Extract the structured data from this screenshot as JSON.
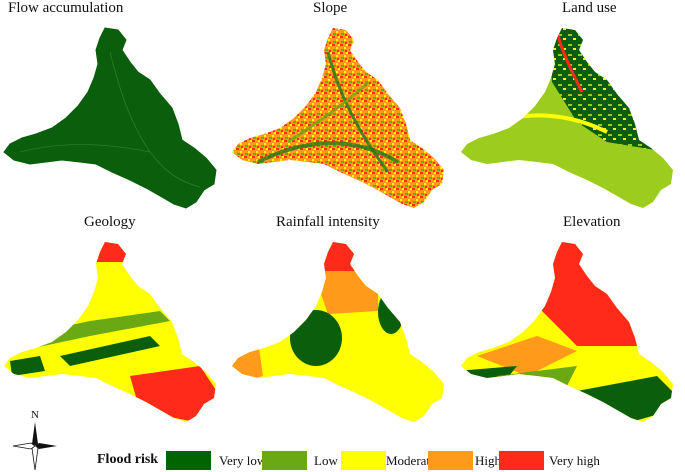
{
  "panels": [
    {
      "title": "Flow accumulation"
    },
    {
      "title": "Slope"
    },
    {
      "title": "Land use"
    },
    {
      "title": "Geology"
    },
    {
      "title": "Rainfall intensity"
    },
    {
      "title": "Elevation"
    }
  ],
  "compass": {
    "north": "N"
  },
  "legend": {
    "title": "Flood risk",
    "classes": [
      {
        "label": "Very low",
        "color": "#006400"
      },
      {
        "label": "Low",
        "color": "#6aa814"
      },
      {
        "label": "Moderate",
        "color": "#ffff00"
      },
      {
        "label": "High",
        "color": "#ff9a1a"
      },
      {
        "label": "Very high",
        "color": "#ff2a1a"
      }
    ]
  }
}
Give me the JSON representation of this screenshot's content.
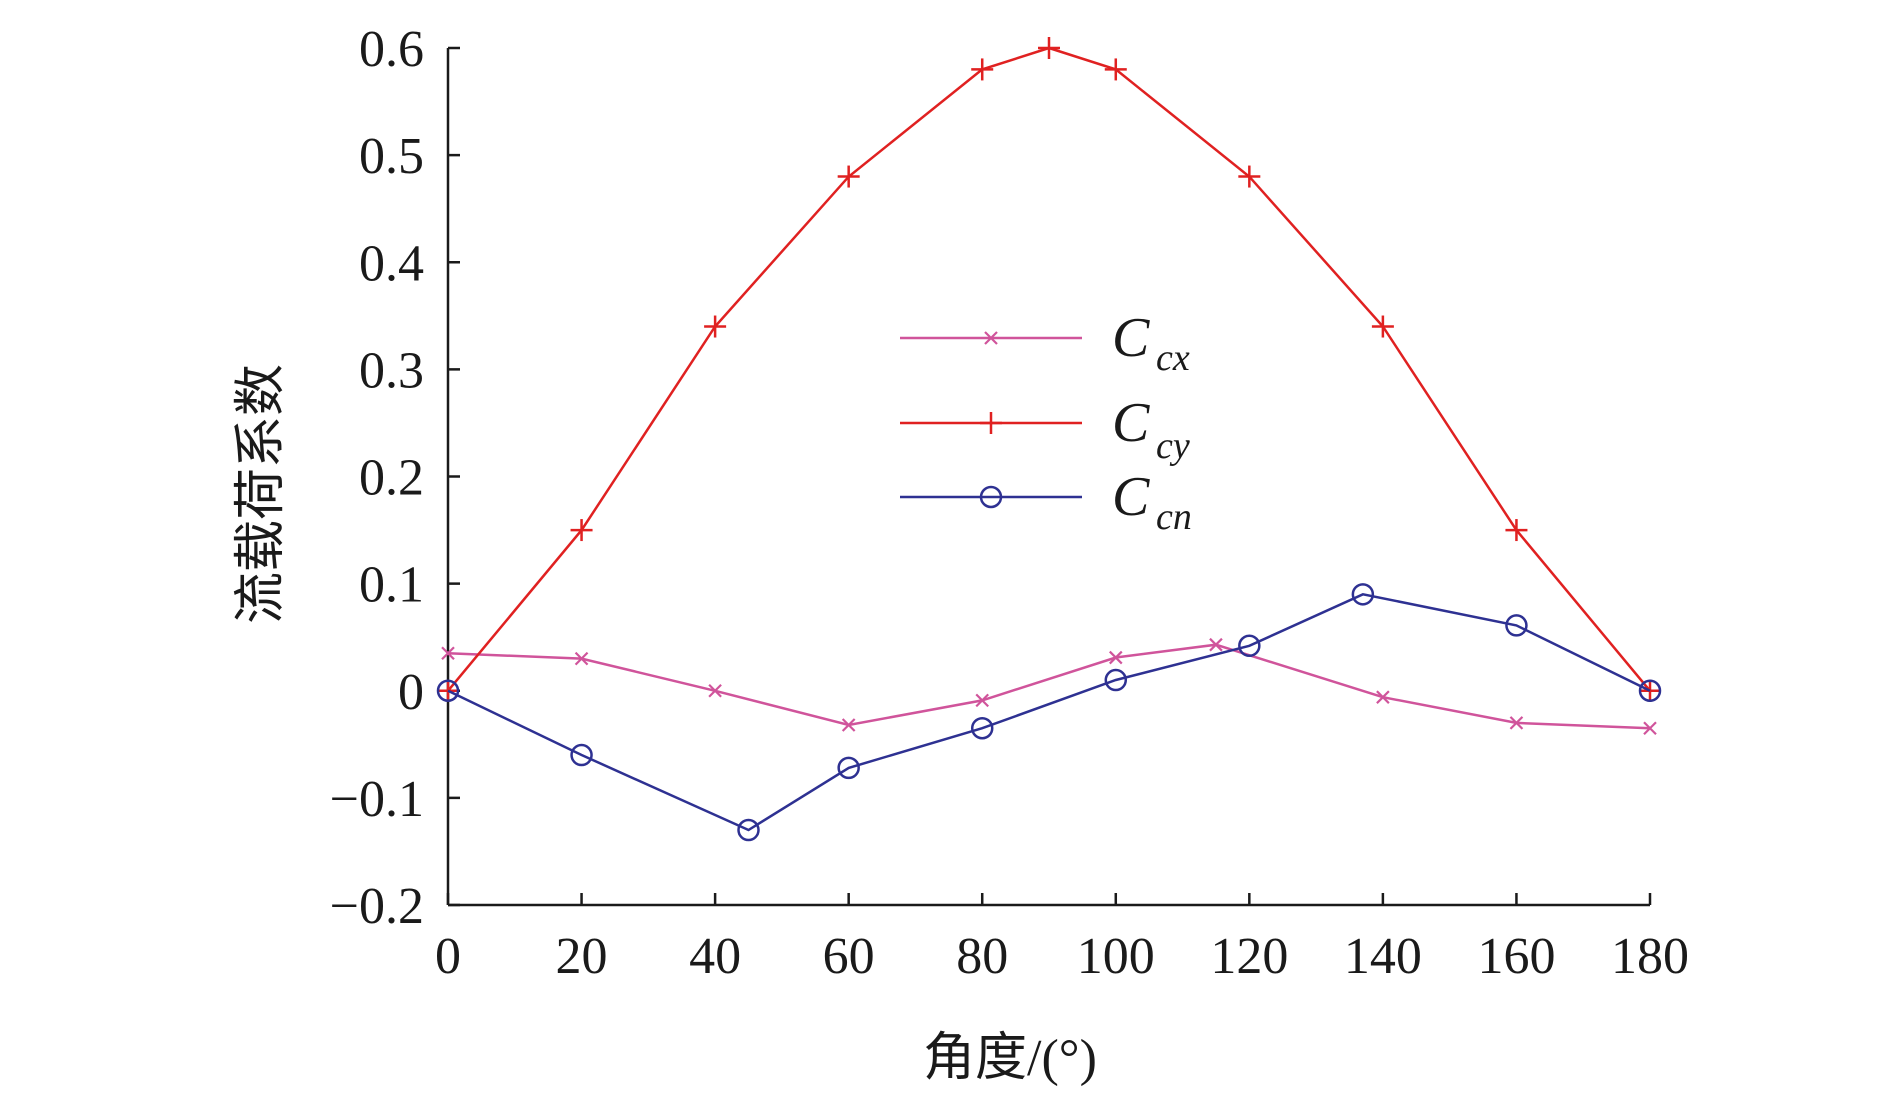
{
  "chart_data": {
    "type": "line",
    "xlabel": "角度/(°)",
    "ylabel": "流载荷系数",
    "xlim": [
      0,
      180
    ],
    "ylim": [
      -0.2,
      0.6
    ],
    "xticks": [
      0,
      20,
      40,
      60,
      80,
      100,
      120,
      140,
      160,
      180
    ],
    "xtick_labels": [
      "0",
      "20",
      "40",
      "60",
      "80",
      "100",
      "120",
      "140",
      "160",
      "180"
    ],
    "yticks": [
      -0.2,
      -0.1,
      0,
      0.1,
      0.2,
      0.3,
      0.4,
      0.5,
      0.6
    ],
    "ytick_labels": [
      "−0.2",
      "−0.1",
      "0",
      "0.1",
      "0.2",
      "0.3",
      "0.4",
      "0.5",
      "0.6"
    ],
    "grid": false,
    "legend_position": "center",
    "series": [
      {
        "name": "C_cx",
        "label_main": "C",
        "label_sub": "cx",
        "color": "#d0549b",
        "marker": "x",
        "x": [
          0,
          20,
          40,
          60,
          80,
          100,
          115,
          140,
          160,
          180
        ],
        "y": [
          0.035,
          0.03,
          0.0,
          -0.032,
          -0.009,
          0.031,
          0.043,
          -0.006,
          -0.03,
          -0.035
        ]
      },
      {
        "name": "C_cy",
        "label_main": "C",
        "label_sub": "cy",
        "color": "#e02121",
        "marker": "+",
        "x": [
          0,
          20,
          40,
          60,
          80,
          90,
          100,
          120,
          140,
          160,
          180
        ],
        "y": [
          0.0,
          0.15,
          0.34,
          0.48,
          0.58,
          0.6,
          0.58,
          0.48,
          0.34,
          0.15,
          0.0
        ]
      },
      {
        "name": "C_cn",
        "label_main": "C",
        "label_sub": "cn",
        "color": "#2e3192",
        "marker": "o",
        "x": [
          0,
          20,
          45,
          60,
          80,
          100,
          120,
          137,
          160,
          180
        ],
        "y": [
          0.0,
          -0.06,
          -0.13,
          -0.072,
          -0.035,
          0.01,
          0.042,
          0.09,
          0.061,
          0.0
        ]
      }
    ]
  }
}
##############################
**What you are asked to do:** Make a verbatim copy of all the entries and strip out the pictures.

**Output below:**
Extract the structured data from this screenshot as JSON.
{
  "panels": [
    {
      "title": "Flow accumulation"
    },
    {
      "title": "Slope"
    },
    {
      "title": "Land use"
    },
    {
      "title": "Geology"
    },
    {
      "title": "Rainfall intensity"
    },
    {
      "title": "Elevation"
    }
  ],
  "compass": {
    "north": "N"
  },
  "legend": {
    "title": "Flood risk",
    "classes": [
      {
        "label": "Very low",
        "color": "#006400"
      },
      {
        "label": "Low",
        "color": "#6aa814"
      },
      {
        "label": "Moderate",
        "color": "#ffff00"
      },
      {
        "label": "High",
        "color": "#ff9a1a"
      },
      {
        "label": "Very high",
        "color": "#ff2a1a"
      }
    ]
  }
}
Give me the JSON representation of this screenshot's content.
{
  "chart_data": {
    "type": "line",
    "xlabel": "角度/(°)",
    "ylabel": "流载荷系数",
    "xlim": [
      0,
      180
    ],
    "ylim": [
      -0.2,
      0.6
    ],
    "xticks": [
      0,
      20,
      40,
      60,
      80,
      100,
      120,
      140,
      160,
      180
    ],
    "xtick_labels": [
      "0",
      "20",
      "40",
      "60",
      "80",
      "100",
      "120",
      "140",
      "160",
      "180"
    ],
    "yticks": [
      -0.2,
      -0.1,
      0,
      0.1,
      0.2,
      0.3,
      0.4,
      0.5,
      0.6
    ],
    "ytick_labels": [
      "−0.2",
      "−0.1",
      "0",
      "0.1",
      "0.2",
      "0.3",
      "0.4",
      "0.5",
      "0.6"
    ],
    "grid": false,
    "legend_position": "center",
    "series": [
      {
        "name": "C_cx",
        "label_main": "C",
        "label_sub": "cx",
        "color": "#d0549b",
        "marker": "x",
        "x": [
          0,
          20,
          40,
          60,
          80,
          100,
          115,
          140,
          160,
          180
        ],
        "y": [
          0.035,
          0.03,
          0.0,
          -0.032,
          -0.009,
          0.031,
          0.043,
          -0.006,
          -0.03,
          -0.035
        ]
      },
      {
        "name": "C_cy",
        "label_main": "C",
        "label_sub": "cy",
        "color": "#e02121",
        "marker": "+",
        "x": [
          0,
          20,
          40,
          60,
          80,
          90,
          100,
          120,
          140,
          160,
          180
        ],
        "y": [
          0.0,
          0.15,
          0.34,
          0.48,
          0.58,
          0.6,
          0.58,
          0.48,
          0.34,
          0.15,
          0.0
        ]
      },
      {
        "name": "C_cn",
        "label_main": "C",
        "label_sub": "cn",
        "color": "#2e3192",
        "marker": "o",
        "x": [
          0,
          20,
          45,
          60,
          80,
          100,
          120,
          137,
          160,
          180
        ],
        "y": [
          0.0,
          -0.06,
          -0.13,
          -0.072,
          -0.035,
          0.01,
          0.042,
          0.09,
          0.061,
          0.0
        ]
      }
    ]
  }
}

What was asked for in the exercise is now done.